======== Given data ========

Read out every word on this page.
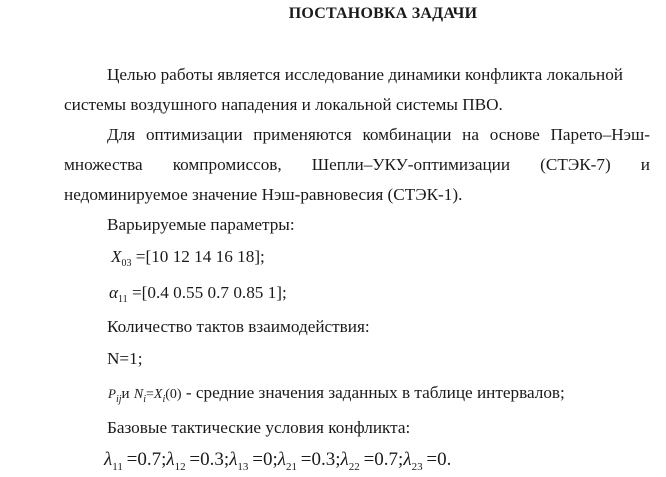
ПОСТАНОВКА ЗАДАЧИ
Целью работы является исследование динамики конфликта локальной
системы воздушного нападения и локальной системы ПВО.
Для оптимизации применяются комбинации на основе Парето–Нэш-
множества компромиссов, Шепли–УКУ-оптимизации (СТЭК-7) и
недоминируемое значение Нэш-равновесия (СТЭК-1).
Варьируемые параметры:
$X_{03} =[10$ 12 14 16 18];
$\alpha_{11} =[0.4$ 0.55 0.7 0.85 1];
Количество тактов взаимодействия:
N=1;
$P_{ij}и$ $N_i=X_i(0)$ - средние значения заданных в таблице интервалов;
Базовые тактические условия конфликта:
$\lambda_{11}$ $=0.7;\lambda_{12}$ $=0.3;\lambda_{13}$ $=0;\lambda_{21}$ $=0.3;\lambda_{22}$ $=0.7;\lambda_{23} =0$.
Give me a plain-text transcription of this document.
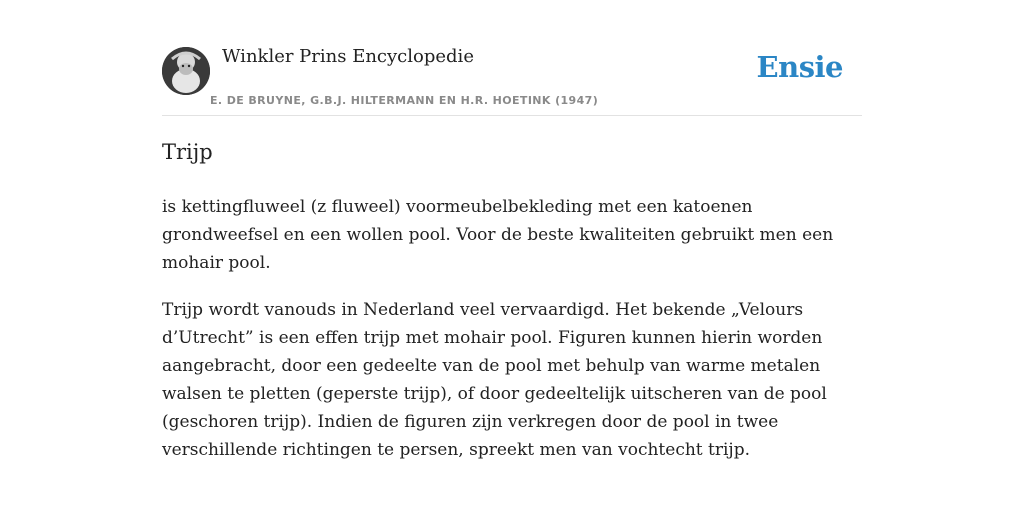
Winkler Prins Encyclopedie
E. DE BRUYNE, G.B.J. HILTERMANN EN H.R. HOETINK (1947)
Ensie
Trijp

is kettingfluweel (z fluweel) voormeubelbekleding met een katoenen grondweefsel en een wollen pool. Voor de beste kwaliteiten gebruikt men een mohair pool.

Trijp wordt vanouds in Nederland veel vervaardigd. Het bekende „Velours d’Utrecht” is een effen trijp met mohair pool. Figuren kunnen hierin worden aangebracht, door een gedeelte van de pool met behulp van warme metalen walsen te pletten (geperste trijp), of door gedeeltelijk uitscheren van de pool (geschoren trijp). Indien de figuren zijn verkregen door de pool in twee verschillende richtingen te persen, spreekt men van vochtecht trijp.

========

### What you will do
Where a line of the material above holds the string "Trijp", copy that line.

### Answer to this exercise
Trijp
Trijp wordt vanouds in Nederland veel vervaardigd. Het bekende „Velours d’Utrecht” is een effen trijp met mohair pool. Figuren kunnen hierin worden aangebracht, door een gedeelte van de pool met behulp van warme metalen walsen te pletten (geperste trijp), of door gedeeltelijk uitscheren van de pool (geschoren trijp). Indien de figuren zijn verkregen door de pool in twee verschillende richtingen te persen, spreekt men van vochtecht trijp.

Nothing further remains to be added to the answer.